[start Stored records]

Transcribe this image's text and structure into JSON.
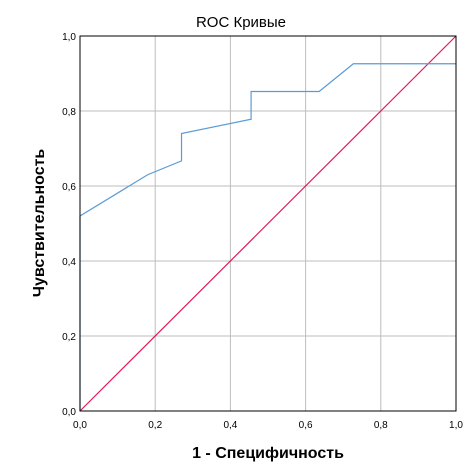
{
  "chart_data": {
    "type": "line",
    "title": "ROC Кривые",
    "xlabel": "1 - Специфичность",
    "ylabel": "Чувствительность",
    "xlim": [
      0,
      1
    ],
    "ylim": [
      0,
      1
    ],
    "x_ticks": [
      "0,0",
      "0,2",
      "0,4",
      "0,6",
      "0,8",
      "1,0"
    ],
    "y_ticks": [
      "0,0",
      "0,2",
      "0,4",
      "0,6",
      "0,8",
      "1,0"
    ],
    "grid": true,
    "colors": {
      "roc": "#5b9bd5",
      "reference": "#e0195a"
    },
    "series": [
      {
        "values": [
          [
            0.0,
            0.0
          ],
          [
            0.0,
            0.52
          ],
          [
            0.18,
            0.63
          ],
          [
            0.27,
            0.667
          ],
          [
            0.27,
            0.74
          ],
          [
            0.455,
            0.778
          ],
          [
            0.455,
            0.852
          ],
          [
            0.636,
            0.852
          ],
          [
            0.727,
            0.926
          ],
          [
            1.0,
            0.926
          ]
        ]
      },
      {
        "values": [
          [
            0.0,
            0.0
          ],
          [
            1.0,
            1.0
          ]
        ]
      }
    ]
  }
}
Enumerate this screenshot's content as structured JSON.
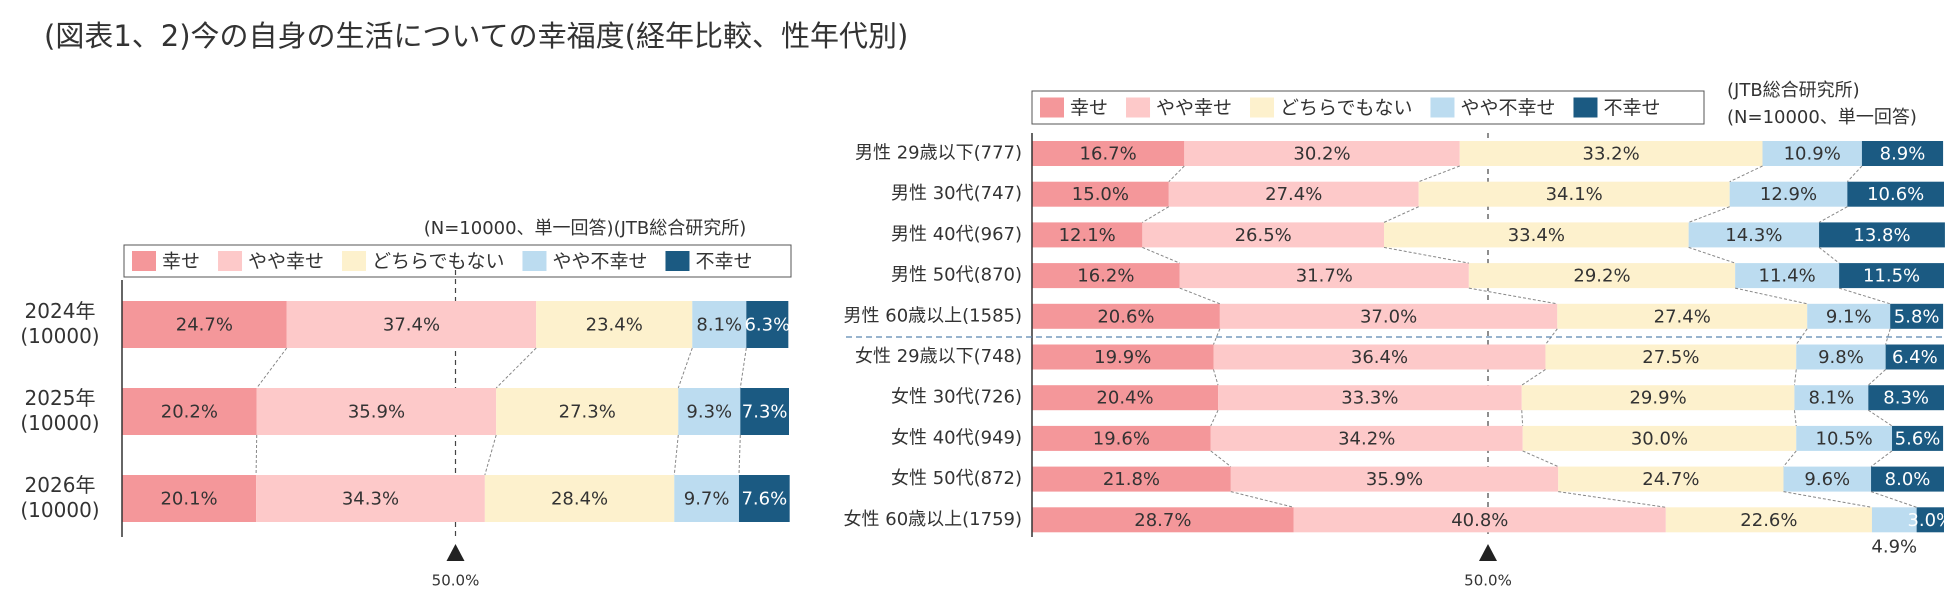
{
  "title": "(図表1、2)今の自身の生活についての幸福度(経年比較、性年代別)",
  "chart_data": [
    {
      "type": "bar",
      "orientation": "horizontal",
      "stacked": true,
      "note": [
        "(N=10000、単一回答)(JTB総合研究所)"
      ],
      "categories": [
        [
          "2024年",
          "(10000)"
        ],
        [
          "2025年",
          "(10000)"
        ],
        [
          "2026年",
          "(10000)"
        ]
      ],
      "xlim": [
        0,
        100
      ],
      "marker": {
        "value": 50,
        "label": "50.0%"
      },
      "series": [
        {
          "name": "幸せ",
          "color": "#f4979a",
          "values": [
            24.7,
            20.2,
            20.1
          ],
          "value_labels": [
            "24.7%",
            "20.2%",
            "20.1%"
          ]
        },
        {
          "name": "やや幸せ",
          "color": "#fdc9c9",
          "values": [
            37.4,
            35.9,
            34.3
          ],
          "value_labels": [
            "37.4%",
            "35.9%",
            "34.3%"
          ]
        },
        {
          "name": "どちらでもない",
          "color": "#fdf1cd",
          "values": [
            23.4,
            27.3,
            28.4
          ],
          "value_labels": [
            "23.4%",
            "27.3%",
            "28.4%"
          ]
        },
        {
          "name": "やや不幸せ",
          "color": "#bcdcf0",
          "values": [
            8.1,
            9.3,
            9.7
          ],
          "value_labels": [
            "8.1%",
            "9.3%",
            "9.7%"
          ]
        },
        {
          "name": "不幸せ",
          "color": "#1b5a82",
          "values": [
            6.3,
            7.3,
            7.6
          ],
          "value_labels": [
            "6.3%",
            "7.3%",
            "7.6%"
          ]
        }
      ]
    },
    {
      "type": "bar",
      "orientation": "horizontal",
      "stacked": true,
      "note": [
        "(JTB総合研究所)",
        "(N=10000、単一回答)"
      ],
      "categories": [
        "男性 29歳以下(777)",
        "男性 30代(747)",
        "男性 40代(967)",
        "男性 50代(870)",
        "男性 60歳以上(1585)",
        "女性 29歳以下(748)",
        "女性 30代(726)",
        "女性 40代(949)",
        "女性 50代(872)",
        "女性 60歳以上(1759)"
      ],
      "xlim": [
        0,
        100
      ],
      "marker": {
        "value": 50,
        "label": "50.0%"
      },
      "series": [
        {
          "name": "幸せ",
          "color": "#f4979a",
          "values": [
            16.7,
            15.0,
            12.1,
            16.2,
            20.6,
            19.9,
            20.4,
            19.6,
            21.8,
            28.7
          ],
          "value_labels": [
            "16.7%",
            "15.0%",
            "12.1%",
            "16.2%",
            "20.6%",
            "19.9%",
            "20.4%",
            "19.6%",
            "21.8%",
            "28.7%"
          ]
        },
        {
          "name": "やや幸せ",
          "color": "#fdc9c9",
          "values": [
            30.2,
            27.4,
            26.5,
            31.7,
            37.0,
            36.4,
            33.3,
            34.2,
            35.9,
            40.8
          ],
          "value_labels": [
            "30.2%",
            "27.4%",
            "26.5%",
            "31.7%",
            "37.0%",
            "36.4%",
            "33.3%",
            "34.2%",
            "35.9%",
            "40.8%"
          ]
        },
        {
          "name": "どちらでもない",
          "color": "#fdf1cd",
          "values": [
            33.2,
            34.1,
            33.4,
            29.2,
            27.4,
            27.5,
            29.9,
            30.0,
            24.7,
            22.6
          ],
          "value_labels": [
            "33.2%",
            "34.1%",
            "33.4%",
            "29.2%",
            "27.4%",
            "27.5%",
            "29.9%",
            "30.0%",
            "24.7%",
            "22.6%"
          ]
        },
        {
          "name": "やや不幸せ",
          "color": "#bcdcf0",
          "values": [
            10.9,
            12.9,
            14.3,
            11.4,
            9.1,
            9.8,
            8.1,
            10.5,
            9.6,
            4.9
          ],
          "value_labels": [
            "10.9%",
            "12.9%",
            "14.3%",
            "11.4%",
            "9.1%",
            "9.8%",
            "8.1%",
            "10.5%",
            "9.6%",
            "4.9%"
          ]
        },
        {
          "name": "不幸せ",
          "color": "#1b5a82",
          "values": [
            8.9,
            10.6,
            13.8,
            11.5,
            5.8,
            6.4,
            8.3,
            5.6,
            8.0,
            3.0
          ],
          "value_labels": [
            "8.9%",
            "10.6%",
            "13.8%",
            "11.5%",
            "5.8%",
            "6.4%",
            "8.3%",
            "5.6%",
            "8.0%",
            "3.0%"
          ]
        }
      ]
    }
  ]
}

[end Stored records]

Return each line from the material above exactly, but not the pictures.

▶ Expected answer
Transcribe this image's text and structure into JSON.
{
  "chart_data": {
    "type": "line",
    "title": "ROC Кривые",
    "xlabel": "1 - Специфичность",
    "ylabel": "Чувствительность",
    "xlim": [
      0,
      1
    ],
    "ylim": [
      0,
      1
    ],
    "x_ticks": [
      "0,0",
      "0,2",
      "0,4",
      "0,6",
      "0,8",
      "1,0"
    ],
    "y_ticks": [
      "0,0",
      "0,2",
      "0,4",
      "0,6",
      "0,8",
      "1,0"
    ],
    "grid": true,
    "colors": {
      "roc": "#5b9bd5",
      "reference": "#e0195a"
    },
    "series": [
      {
        "values": [
          [
            0.0,
            0.0
          ],
          [
            0.0,
            0.52
          ],
          [
            0.18,
            0.63
          ],
          [
            0.27,
            0.667
          ],
          [
            0.27,
            0.74
          ],
          [
            0.455,
            0.778
          ],
          [
            0.455,
            0.852
          ],
          [
            0.636,
            0.852
          ],
          [
            0.727,
            0.926
          ],
          [
            1.0,
            0.926
          ]
        ]
      },
      {
        "values": [
          [
            0.0,
            0.0
          ],
          [
            1.0,
            1.0
          ]
        ]
      }
    ]
  }
}
Enumerate this screenshot's content as structured JSON.
{
  "title": "(図表1、2)今の自身の生活についての幸福度(経年比較、性年代別)",
  "chart_data": [
    {
      "type": "bar",
      "orientation": "horizontal",
      "stacked": true,
      "note": [
        "(N=10000、単一回答)(JTB総合研究所)"
      ],
      "categories": [
        [
          "2024年",
          "(10000)"
        ],
        [
          "2025年",
          "(10000)"
        ],
        [
          "2026年",
          "(10000)"
        ]
      ],
      "xlim": [
        0,
        100
      ],
      "marker": {
        "value": 50,
        "label": "50.0%"
      },
      "series": [
        {
          "name": "幸せ",
          "color": "#f4979a",
          "values": [
            24.7,
            20.2,
            20.1
          ],
          "value_labels": [
            "24.7%",
            "20.2%",
            "20.1%"
          ]
        },
        {
          "name": "やや幸せ",
          "color": "#fdc9c9",
          "values": [
            37.4,
            35.9,
            34.3
          ],
          "value_labels": [
            "37.4%",
            "35.9%",
            "34.3%"
          ]
        },
        {
          "name": "どちらでもない",
          "color": "#fdf1cd",
          "values": [
            23.4,
            27.3,
            28.4
          ],
          "value_labels": [
            "23.4%",
            "27.3%",
            "28.4%"
          ]
        },
        {
          "name": "やや不幸せ",
          "color": "#bcdcf0",
          "values": [
            8.1,
            9.3,
            9.7
          ],
          "value_labels": [
            "8.1%",
            "9.3%",
            "9.7%"
          ]
        },
        {
          "name": "不幸せ",
          "color": "#1b5a82",
          "values": [
            6.3,
            7.3,
            7.6
          ],
          "value_labels": [
            "6.3%",
            "7.3%",
            "7.6%"
          ]
        }
      ]
    },
    {
      "type": "bar",
      "orientation": "horizontal",
      "stacked": true,
      "note": [
        "(JTB総合研究所)",
        "(N=10000、単一回答)"
      ],
      "categories": [
        "男性 29歳以下(777)",
        "男性 30代(747)",
        "男性 40代(967)",
        "男性 50代(870)",
        "男性 60歳以上(1585)",
        "女性 29歳以下(748)",
        "女性 30代(726)",
        "女性 40代(949)",
        "女性 50代(872)",
        "女性 60歳以上(1759)"
      ],
      "xlim": [
        0,
        100
      ],
      "marker": {
        "value": 50,
        "label": "50.0%"
      },
      "series": [
        {
          "name": "幸せ",
          "color": "#f4979a",
          "values": [
            16.7,
            15.0,
            12.1,
            16.2,
            20.6,
            19.9,
            20.4,
            19.6,
            21.8,
            28.7
          ],
          "value_labels": [
            "16.7%",
            "15.0%",
            "12.1%",
            "16.2%",
            "20.6%",
            "19.9%",
            "20.4%",
            "19.6%",
            "21.8%",
            "28.7%"
          ]
        },
        {
          "name": "やや幸せ",
          "color": "#fdc9c9",
          "values": [
            30.2,
            27.4,
            26.5,
            31.7,
            37.0,
            36.4,
            33.3,
            34.2,
            35.9,
            40.8
          ],
          "value_labels": [
            "30.2%",
            "27.4%",
            "26.5%",
            "31.7%",
            "37.0%",
            "36.4%",
            "33.3%",
            "34.2%",
            "35.9%",
            "40.8%"
          ]
        },
        {
          "name": "どちらでもない",
          "color": "#fdf1cd",
          "values": [
            33.2,
            34.1,
            33.4,
            29.2,
            27.4,
            27.5,
            29.9,
            30.0,
            24.7,
            22.6
          ],
          "value_labels": [
            "33.2%",
            "34.1%",
            "33.4%",
            "29.2%",
            "27.4%",
            "27.5%",
            "29.9%",
            "30.0%",
            "24.7%",
            "22.6%"
          ]
        },
        {
          "name": "やや不幸せ",
          "color": "#bcdcf0",
          "values": [
            10.9,
            12.9,
            14.3,
            11.4,
            9.1,
            9.8,
            8.1,
            10.5,
            9.6,
            4.9
          ],
          "value_labels": [
            "10.9%",
            "12.9%",
            "14.3%",
            "11.4%",
            "9.1%",
            "9.8%",
            "8.1%",
            "10.5%",
            "9.6%",
            "4.9%"
          ]
        },
        {
          "name": "不幸せ",
          "color": "#1b5a82",
          "values": [
            8.9,
            10.6,
            13.8,
            11.5,
            5.8,
            6.4,
            8.3,
            5.6,
            8.0,
            3.0
          ],
          "value_labels": [
            "8.9%",
            "10.6%",
            "13.8%",
            "11.5%",
            "5.8%",
            "6.4%",
            "8.3%",
            "5.6%",
            "8.0%",
            "3.0%"
          ]
        }
      ]
    }
  ]
}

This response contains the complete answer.